→ Description of the task: How many lines of the material below contain the string "JSON"? Answer with the number and nothing else.
--- START Data in this exercise ---
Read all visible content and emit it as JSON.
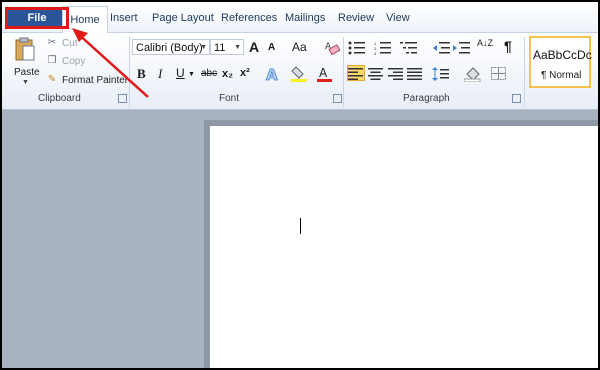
{
  "tabs": {
    "file": "File",
    "home": "Home",
    "insert": "Insert",
    "page_layout": "Page Layout",
    "references": "References",
    "mailings": "Mailings",
    "review": "Review",
    "view": "View"
  },
  "clipboard": {
    "paste": "Paste",
    "cut": "Cut",
    "copy": "Copy",
    "format_painter": "Format Painter",
    "group_label": "Clipboard"
  },
  "font": {
    "name": "Calibri (Body)",
    "size": "11",
    "grow": "A",
    "shrink": "A",
    "change_case": "Aa",
    "bold": "B",
    "italic": "I",
    "underline": "U",
    "strikethrough": "abc",
    "subscript": "x₂",
    "superscript": "x²",
    "group_label": "Font"
  },
  "paragraph": {
    "show_marks": "¶",
    "sort": "A↓Z",
    "group_label": "Paragraph"
  },
  "styles": {
    "sample": "AaBbCcDc",
    "name": "¶ Normal"
  },
  "colors": {
    "file_tab": "#2a5699",
    "highlight": "#e01818",
    "workspace": "#a9b3bf"
  }
}
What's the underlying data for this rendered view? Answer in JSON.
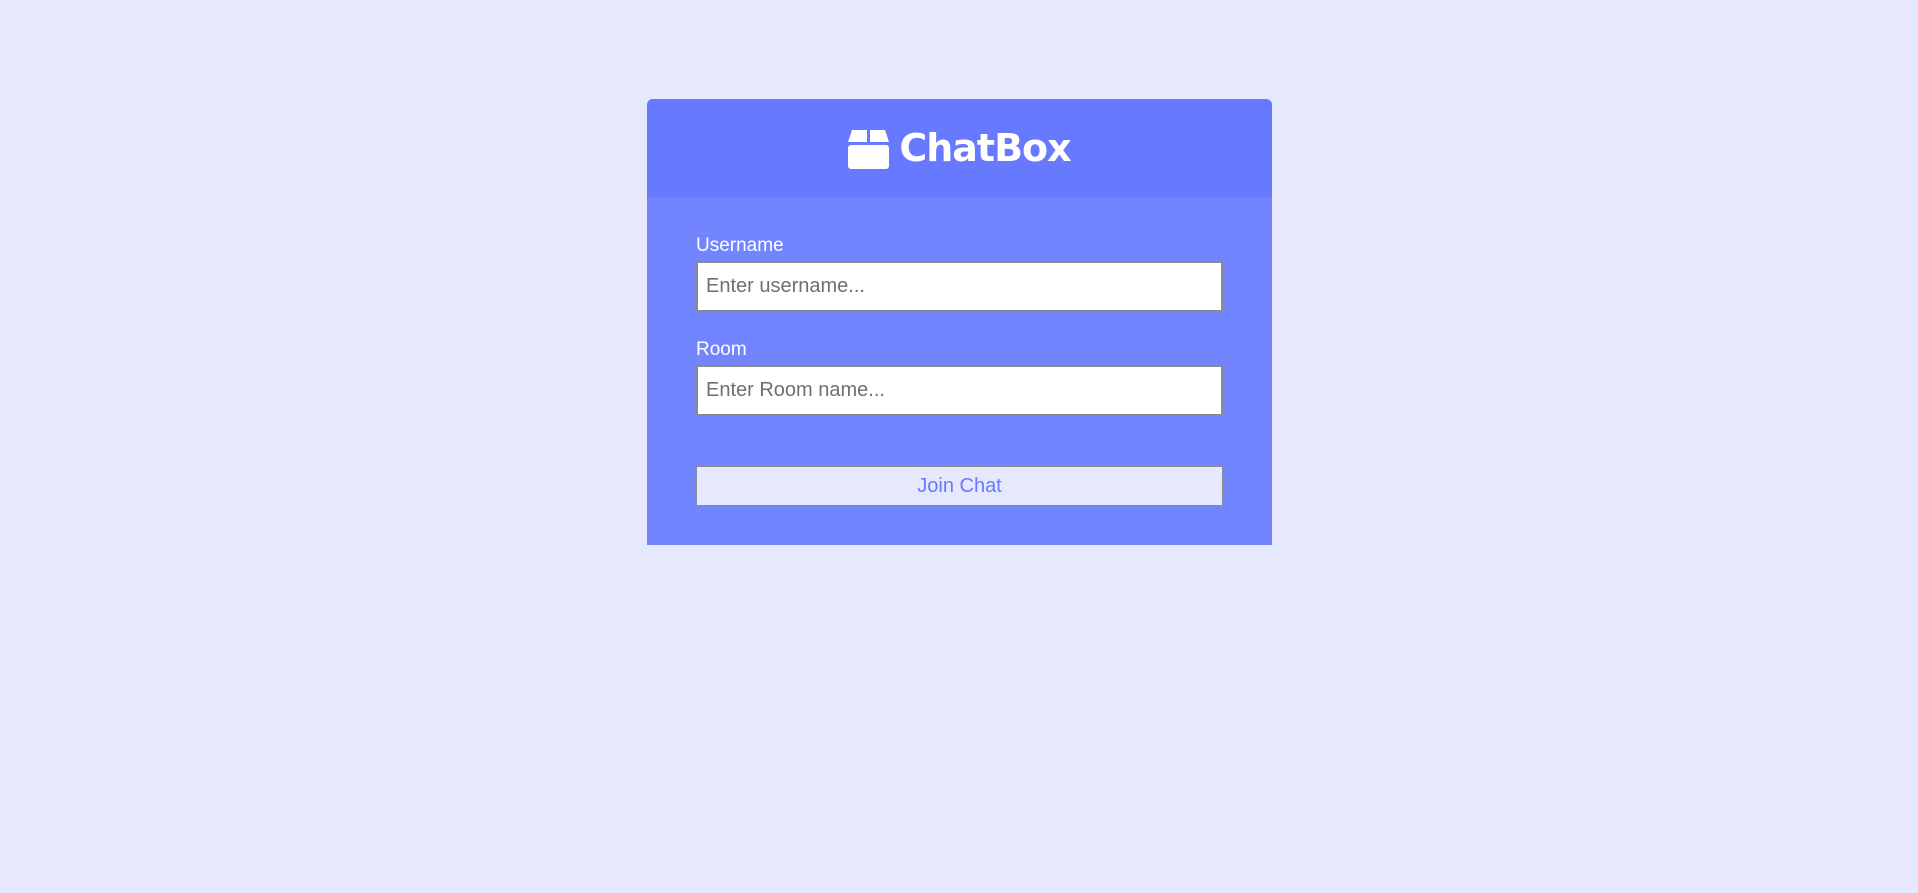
{
  "app": {
    "title": "ChatBox",
    "logo_icon": "box-icon"
  },
  "form": {
    "username_label": "Username",
    "username_placeholder": "Enter username...",
    "username_value": "",
    "room_label": "Room",
    "room_placeholder": "Enter Room name...",
    "room_value": "",
    "submit_label": "Join Chat"
  },
  "colors": {
    "page_background": "#e6e8fe",
    "header_background": "#6779fe",
    "panel_background": "#7385fe",
    "button_text": "#6779fe"
  }
}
--- END Data in this exercise ---
→ Response: 2